TASK DESCRIPTION
Write out all of these records again, replacing "PPTP" with "L2TP" and leaving everything else unchanged.

PROVIDED RECORDS

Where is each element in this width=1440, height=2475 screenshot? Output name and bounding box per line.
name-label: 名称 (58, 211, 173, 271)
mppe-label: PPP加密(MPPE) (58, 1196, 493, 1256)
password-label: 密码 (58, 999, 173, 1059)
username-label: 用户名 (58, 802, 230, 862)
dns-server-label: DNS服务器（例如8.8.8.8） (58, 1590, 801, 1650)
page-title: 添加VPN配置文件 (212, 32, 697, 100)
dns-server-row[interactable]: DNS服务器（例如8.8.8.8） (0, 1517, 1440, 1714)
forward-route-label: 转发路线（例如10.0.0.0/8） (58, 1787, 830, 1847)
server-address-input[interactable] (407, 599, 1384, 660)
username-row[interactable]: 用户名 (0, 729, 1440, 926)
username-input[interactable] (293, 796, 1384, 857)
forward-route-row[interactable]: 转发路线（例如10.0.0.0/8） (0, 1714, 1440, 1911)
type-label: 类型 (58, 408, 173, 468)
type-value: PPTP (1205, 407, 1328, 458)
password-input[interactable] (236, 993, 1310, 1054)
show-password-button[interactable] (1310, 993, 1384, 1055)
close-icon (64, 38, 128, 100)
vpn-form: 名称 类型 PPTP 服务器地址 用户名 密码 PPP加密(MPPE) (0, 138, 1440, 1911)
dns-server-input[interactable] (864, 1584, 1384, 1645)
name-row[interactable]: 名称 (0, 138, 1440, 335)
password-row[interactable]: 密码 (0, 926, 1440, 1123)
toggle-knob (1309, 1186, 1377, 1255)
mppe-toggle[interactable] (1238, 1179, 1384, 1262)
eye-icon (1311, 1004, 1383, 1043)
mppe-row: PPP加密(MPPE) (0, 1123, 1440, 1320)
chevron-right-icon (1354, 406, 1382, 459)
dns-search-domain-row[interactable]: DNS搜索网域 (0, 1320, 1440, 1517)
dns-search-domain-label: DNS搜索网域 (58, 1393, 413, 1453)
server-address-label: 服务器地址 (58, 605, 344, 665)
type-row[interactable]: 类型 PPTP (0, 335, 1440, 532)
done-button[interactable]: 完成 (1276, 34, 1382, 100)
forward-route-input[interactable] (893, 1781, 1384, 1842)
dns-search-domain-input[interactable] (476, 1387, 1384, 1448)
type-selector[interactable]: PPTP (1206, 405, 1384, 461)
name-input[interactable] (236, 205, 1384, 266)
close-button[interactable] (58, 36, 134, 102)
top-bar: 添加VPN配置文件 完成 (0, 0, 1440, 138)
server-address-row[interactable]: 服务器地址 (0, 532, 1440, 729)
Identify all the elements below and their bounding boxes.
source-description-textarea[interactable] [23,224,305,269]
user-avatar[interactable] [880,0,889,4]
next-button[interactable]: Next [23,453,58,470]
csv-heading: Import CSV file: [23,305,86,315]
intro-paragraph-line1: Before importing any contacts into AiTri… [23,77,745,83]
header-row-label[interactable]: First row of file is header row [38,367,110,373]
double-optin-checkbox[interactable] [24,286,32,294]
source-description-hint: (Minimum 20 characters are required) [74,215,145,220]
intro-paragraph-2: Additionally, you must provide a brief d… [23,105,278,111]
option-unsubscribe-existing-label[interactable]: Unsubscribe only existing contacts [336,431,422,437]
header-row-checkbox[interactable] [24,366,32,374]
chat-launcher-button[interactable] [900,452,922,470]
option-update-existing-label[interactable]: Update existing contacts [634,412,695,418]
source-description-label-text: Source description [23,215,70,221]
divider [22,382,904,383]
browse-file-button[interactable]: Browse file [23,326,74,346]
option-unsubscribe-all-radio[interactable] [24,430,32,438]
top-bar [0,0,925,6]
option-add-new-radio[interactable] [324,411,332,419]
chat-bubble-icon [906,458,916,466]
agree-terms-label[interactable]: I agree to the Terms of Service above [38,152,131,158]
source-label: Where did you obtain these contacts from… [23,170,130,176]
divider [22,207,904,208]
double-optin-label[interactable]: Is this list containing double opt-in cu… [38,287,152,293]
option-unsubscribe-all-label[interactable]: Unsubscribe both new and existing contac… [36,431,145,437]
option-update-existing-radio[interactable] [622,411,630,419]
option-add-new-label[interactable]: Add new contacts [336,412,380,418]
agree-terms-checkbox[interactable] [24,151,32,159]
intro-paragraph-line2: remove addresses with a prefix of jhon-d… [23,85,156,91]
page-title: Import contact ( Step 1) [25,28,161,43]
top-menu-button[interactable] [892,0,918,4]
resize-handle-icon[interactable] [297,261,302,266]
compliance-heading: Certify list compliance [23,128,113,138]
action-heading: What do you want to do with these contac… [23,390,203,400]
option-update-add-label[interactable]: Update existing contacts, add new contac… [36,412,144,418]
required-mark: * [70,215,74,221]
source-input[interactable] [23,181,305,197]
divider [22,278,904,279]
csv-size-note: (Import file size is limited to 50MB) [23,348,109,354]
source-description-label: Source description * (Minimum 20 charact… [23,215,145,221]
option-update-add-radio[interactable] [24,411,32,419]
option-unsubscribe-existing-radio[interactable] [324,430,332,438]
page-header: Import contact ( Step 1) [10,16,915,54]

EXPECTED OUTPUT
Where is each element in this width=1440, height=2475 screenshot? Output name and bounding box per line.
name-label: 名称 (58, 211, 173, 271)
mppe-label: PPP加密(MPPE) (58, 1196, 493, 1256)
password-label: 密码 (58, 999, 173, 1059)
username-label: 用户名 (58, 802, 230, 862)
dns-server-label: DNS服务器（例如8.8.8.8） (58, 1590, 801, 1650)
page-title: 添加VPN配置文件 (212, 32, 697, 100)
dns-server-row[interactable]: DNS服务器（例如8.8.8.8） (0, 1517, 1440, 1714)
forward-route-label: 转发路线（例如10.0.0.0/8） (58, 1787, 830, 1847)
server-address-input[interactable] (407, 599, 1384, 660)
username-row[interactable]: 用户名 (0, 729, 1440, 926)
username-input[interactable] (293, 796, 1384, 857)
forward-route-row[interactable]: 转发路线（例如10.0.0.0/8） (0, 1714, 1440, 1911)
type-label: 类型 (58, 408, 173, 468)
type-value: L2TP (1205, 407, 1328, 458)
password-input[interactable] (236, 993, 1310, 1054)
show-password-button[interactable] (1310, 993, 1384, 1055)
close-icon (64, 38, 128, 100)
vpn-form: 名称 类型 L2TP 服务器地址 用户名 密码 PPP加密(MPPE) (0, 138, 1440, 1911)
dns-server-input[interactable] (864, 1584, 1384, 1645)
name-row[interactable]: 名称 (0, 138, 1440, 335)
password-row[interactable]: 密码 (0, 926, 1440, 1123)
toggle-knob (1309, 1186, 1377, 1255)
mppe-toggle[interactable] (1238, 1179, 1384, 1262)
eye-icon (1311, 1004, 1383, 1043)
mppe-row: PPP加密(MPPE) (0, 1123, 1440, 1320)
chevron-right-icon (1354, 406, 1382, 459)
dns-search-domain-row[interactable]: DNS搜索网域 (0, 1320, 1440, 1517)
dns-search-domain-label: DNS搜索网域 (58, 1393, 413, 1453)
server-address-label: 服务器地址 (58, 605, 344, 665)
type-row[interactable]: 类型 L2TP (0, 335, 1440, 532)
done-button[interactable]: 完成 (1276, 34, 1382, 100)
forward-route-input[interactable] (893, 1781, 1384, 1842)
dns-search-domain-input[interactable] (476, 1387, 1384, 1448)
type-selector[interactable]: L2TP (1206, 405, 1384, 461)
name-input[interactable] (236, 205, 1384, 266)
close-button[interactable] (58, 36, 134, 102)
top-bar: 添加VPN配置文件 完成 (0, 0, 1440, 138)
server-address-row[interactable]: 服务器地址 (0, 532, 1440, 729)
Identify all the elements below and their bounding boxes.
source-description-textarea[interactable] [23,224,305,269]
user-avatar[interactable] [880,0,889,4]
next-button[interactable]: Next [23,453,58,470]
csv-heading: Import CSV file: [23,305,86,315]
intro-paragraph-line1: Before importing any contacts into AiTri… [23,77,745,83]
header-row-label[interactable]: First row of file is header row [38,367,110,373]
double-optin-checkbox[interactable] [24,286,32,294]
source-description-hint: (Minimum 20 characters are required) [74,215,145,220]
intro-paragraph-2: Additionally, you must provide a brief d… [23,105,278,111]
option-unsubscribe-existing-label[interactable]: Unsubscribe only existing contacts [336,431,422,437]
header-row-checkbox[interactable] [24,366,32,374]
chat-launcher-button[interactable] [900,452,922,470]
option-update-existing-label[interactable]: Update existing contacts [634,412,695,418]
source-description-label-text: Source description [23,215,70,221]
divider [22,382,904,383]
browse-file-button[interactable]: Browse file [23,326,74,346]
option-unsubscribe-all-radio[interactable] [24,430,32,438]
top-bar [0,0,925,6]
option-add-new-radio[interactable] [324,411,332,419]
chat-bubble-icon [906,458,916,466]
agree-terms-label[interactable]: I agree to the Terms of Service above [38,152,131,158]
source-label: Where did you obtain these contacts from… [23,170,130,176]
divider [22,207,904,208]
double-optin-label[interactable]: Is this list containing double opt-in cu… [38,287,152,293]
option-unsubscribe-all-label[interactable]: Unsubscribe both new and existing contac… [36,431,145,437]
option-update-existing-radio[interactable] [622,411,630,419]
option-add-new-label[interactable]: Add new contacts [336,412,380,418]
agree-terms-checkbox[interactable] [24,151,32,159]
intro-paragraph-line2: remove addresses with a prefix of jhon-d… [23,85,156,91]
page-title: Import contact ( Step 1) [25,28,161,43]
top-menu-button[interactable] [892,0,918,4]
resize-handle-icon[interactable] [297,261,302,266]
compliance-heading: Certify list compliance [23,128,113,138]
action-heading: What do you want to do with these contac… [23,390,203,400]
option-update-add-label[interactable]: Update existing contacts, add new contac… [36,412,144,418]
required-mark: * [70,215,74,221]
source-input[interactable] [23,181,305,197]
divider [22,278,904,279]
csv-size-note: (Import file size is limited to 50MB) [23,348,109,354]
source-description-label: Source description * (Minimum 20 charact… [23,215,145,221]
option-update-add-radio[interactable] [24,411,32,419]
option-unsubscribe-existing-radio[interactable] [324,430,332,438]
page-header: Import contact ( Step 1) [10,16,915,54]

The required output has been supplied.